START

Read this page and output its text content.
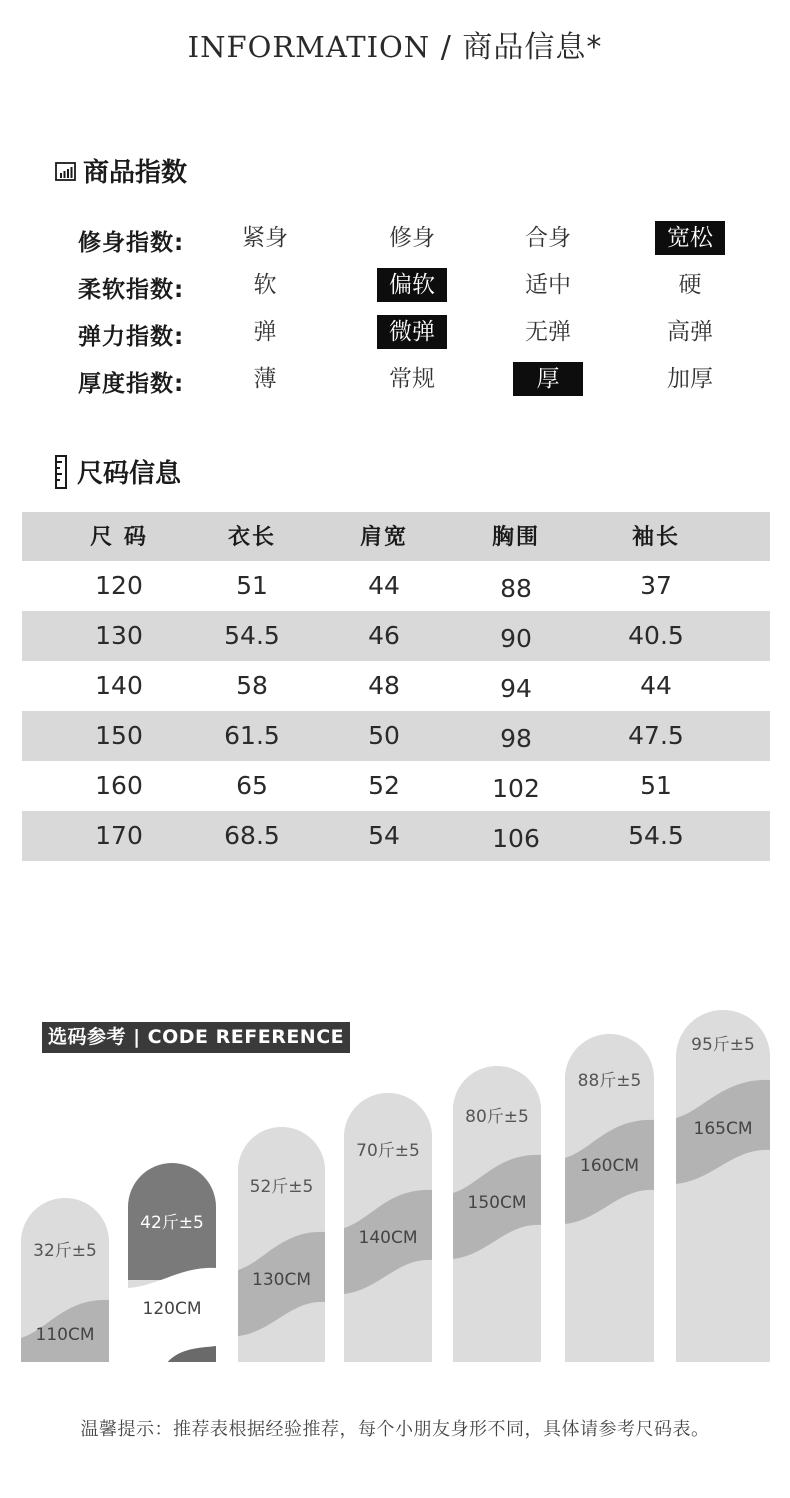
INFORMATION / 商品信息*
商品指数
修身指数:	紧身	修身	合身	宽松
柔软指数:	软	偏软	适中	硬
弹力指数:	弹	微弹	无弹	高弹
厚度指数:	薄	常规	厚	加厚
尺码信息
尺 码	衣长	肩宽	胸围	袖长
120	51	44	88	37
130	54.5	46	90	40.5
140	58	48	94	44
150	61.5	50	98	47.5
160	65	52	102	51
170	68.5	54	106	54.5
32斤±5
110CM
42斤±5
120CM
52斤±5
130CM
70斤±5
140CM
80斤±5
150CM
88斤±5
160CM
95斤±5
165CM
选码参考 | CODE REFERENCE
温馨提示：推荐表根据经验推荐，每个小朋友身形不同，具体请参考尺码表。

END

*Given instruction*.
Give all the entries again exactly, dropping each picture.

*Full response*.
Read this page and output its text content.
INFORMATION / 商品信息*
商品指数
修身指数:	紧身	修身	合身	宽松
柔软指数:	软	偏软	适中	硬
弹力指数:	弹	微弹	无弹	高弹
厚度指数:	薄	常规	厚	加厚
尺码信息
尺 码	衣长	肩宽	胸围	袖长
120	51	44	88	37
130	54.5	46	90	40.5
140	58	48	94	44
150	61.5	50	98	47.5
160	65	52	102	51
170	68.5	54	106	54.5
32斤±5
110CM
42斤±5
120CM
52斤±5
130CM
70斤±5
140CM
80斤±5
150CM
88斤±5
160CM
95斤±5
165CM
选码参考 | CODE REFERENCE
温馨提示：推荐表根据经验推荐，每个小朋友身形不同，具体请参考尺码表。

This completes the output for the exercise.